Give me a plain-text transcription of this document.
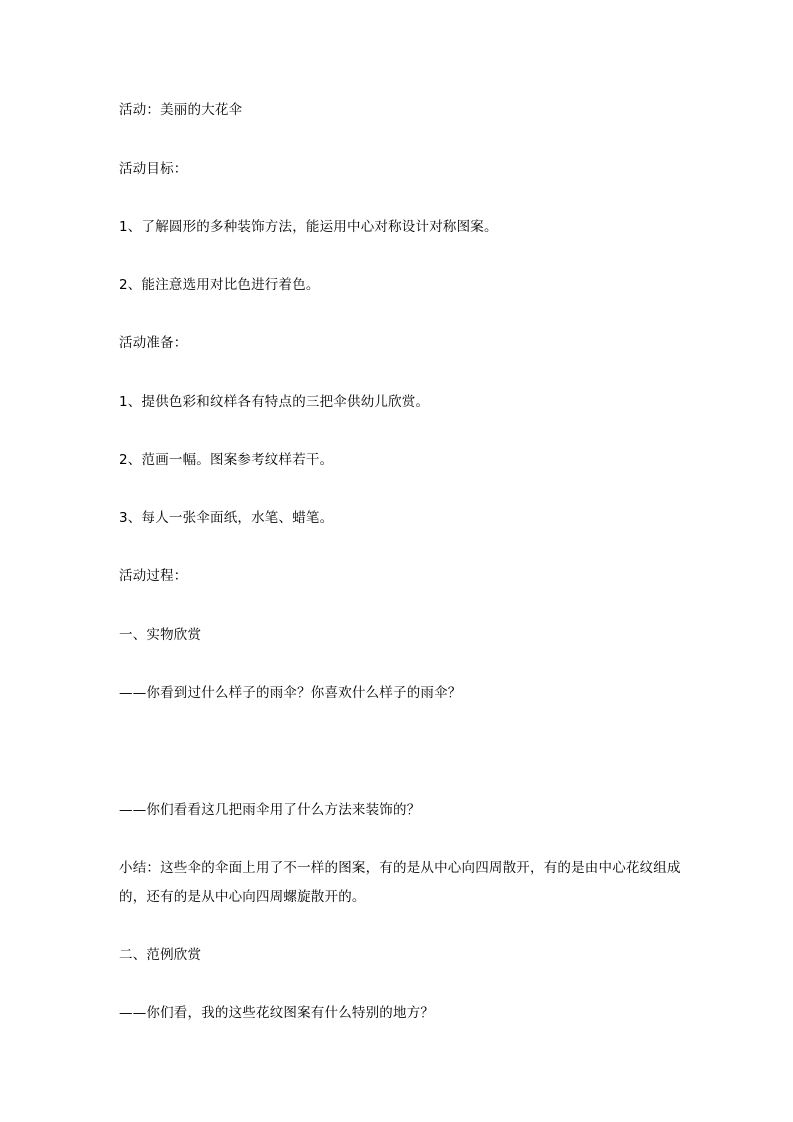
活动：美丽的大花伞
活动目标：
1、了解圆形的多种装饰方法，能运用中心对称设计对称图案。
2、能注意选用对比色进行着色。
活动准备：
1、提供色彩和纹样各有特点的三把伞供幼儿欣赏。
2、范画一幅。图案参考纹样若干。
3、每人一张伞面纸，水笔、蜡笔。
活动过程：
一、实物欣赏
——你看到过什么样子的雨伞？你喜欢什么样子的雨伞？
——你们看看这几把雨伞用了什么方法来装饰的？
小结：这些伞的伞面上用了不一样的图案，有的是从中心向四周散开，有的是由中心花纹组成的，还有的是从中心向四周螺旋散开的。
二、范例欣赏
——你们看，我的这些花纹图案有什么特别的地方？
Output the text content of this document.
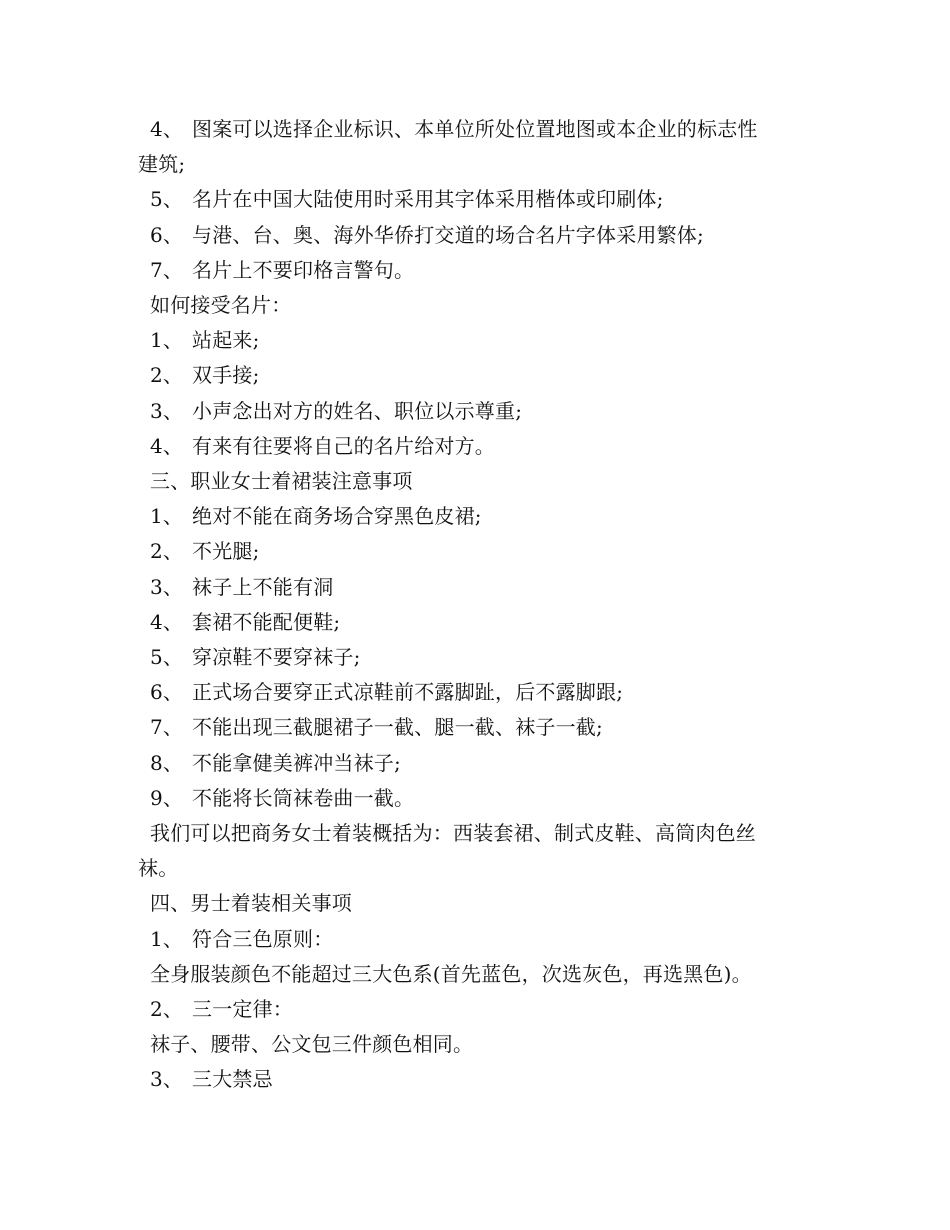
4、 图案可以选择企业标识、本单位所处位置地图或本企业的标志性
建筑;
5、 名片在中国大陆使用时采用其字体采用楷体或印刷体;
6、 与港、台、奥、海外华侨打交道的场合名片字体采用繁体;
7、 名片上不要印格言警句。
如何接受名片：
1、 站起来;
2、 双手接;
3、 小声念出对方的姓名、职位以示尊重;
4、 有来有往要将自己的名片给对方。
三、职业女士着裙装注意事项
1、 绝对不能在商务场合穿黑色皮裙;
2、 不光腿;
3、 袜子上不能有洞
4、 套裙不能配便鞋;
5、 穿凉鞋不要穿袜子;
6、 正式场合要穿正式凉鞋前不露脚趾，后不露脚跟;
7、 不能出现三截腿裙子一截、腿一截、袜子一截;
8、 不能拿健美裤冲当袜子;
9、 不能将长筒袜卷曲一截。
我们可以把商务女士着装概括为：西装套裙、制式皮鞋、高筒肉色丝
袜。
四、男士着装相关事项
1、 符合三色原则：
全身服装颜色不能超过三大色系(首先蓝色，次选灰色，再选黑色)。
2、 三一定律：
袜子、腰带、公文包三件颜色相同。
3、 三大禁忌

WHAT THE EXERCISE ASKS: Leave out the pictures and transcribe the entries above exactly.

WORKED ANSWER:
Give me a plain-text transcription of this document.
活动：美丽的大花伞
活动目标：
1、了解圆形的多种装饰方法，能运用中心对称设计对称图案。
2、能注意选用对比色进行着色。
活动准备：
1、提供色彩和纹样各有特点的三把伞供幼儿欣赏。
2、范画一幅。图案参考纹样若干。
3、每人一张伞面纸，水笔、蜡笔。
活动过程：
一、实物欣赏
——你看到过什么样子的雨伞？你喜欢什么样子的雨伞？
——你们看看这几把雨伞用了什么方法来装饰的？
小结：这些伞的伞面上用了不一样的图案，有的是从中心向四周散开，有的是由中心花纹组成的，还有的是从中心向四周螺旋散开的。
二、范例欣赏
——你们看，我的这些花纹图案有什么特别的地方？
Output the text content of this document.
4、 图案可以选择企业标识、本单位所处位置地图或本企业的标志性
建筑;
5、 名片在中国大陆使用时采用其字体采用楷体或印刷体;
6、 与港、台、奥、海外华侨打交道的场合名片字体采用繁体;
7、 名片上不要印格言警句。
如何接受名片：
1、 站起来;
2、 双手接;
3、 小声念出对方的姓名、职位以示尊重;
4、 有来有往要将自己的名片给对方。
三、职业女士着裙装注意事项
1、 绝对不能在商务场合穿黑色皮裙;
2、 不光腿;
3、 袜子上不能有洞
4、 套裙不能配便鞋;
5、 穿凉鞋不要穿袜子;
6、 正式场合要穿正式凉鞋前不露脚趾，后不露脚跟;
7、 不能出现三截腿裙子一截、腿一截、袜子一截;
8、 不能拿健美裤冲当袜子;
9、 不能将长筒袜卷曲一截。
我们可以把商务女士着装概括为：西装套裙、制式皮鞋、高筒肉色丝
袜。
四、男士着装相关事项
1、 符合三色原则：
全身服装颜色不能超过三大色系(首先蓝色，次选灰色，再选黑色)。
2、 三一定律：
袜子、腰带、公文包三件颜色相同。
3、 三大禁忌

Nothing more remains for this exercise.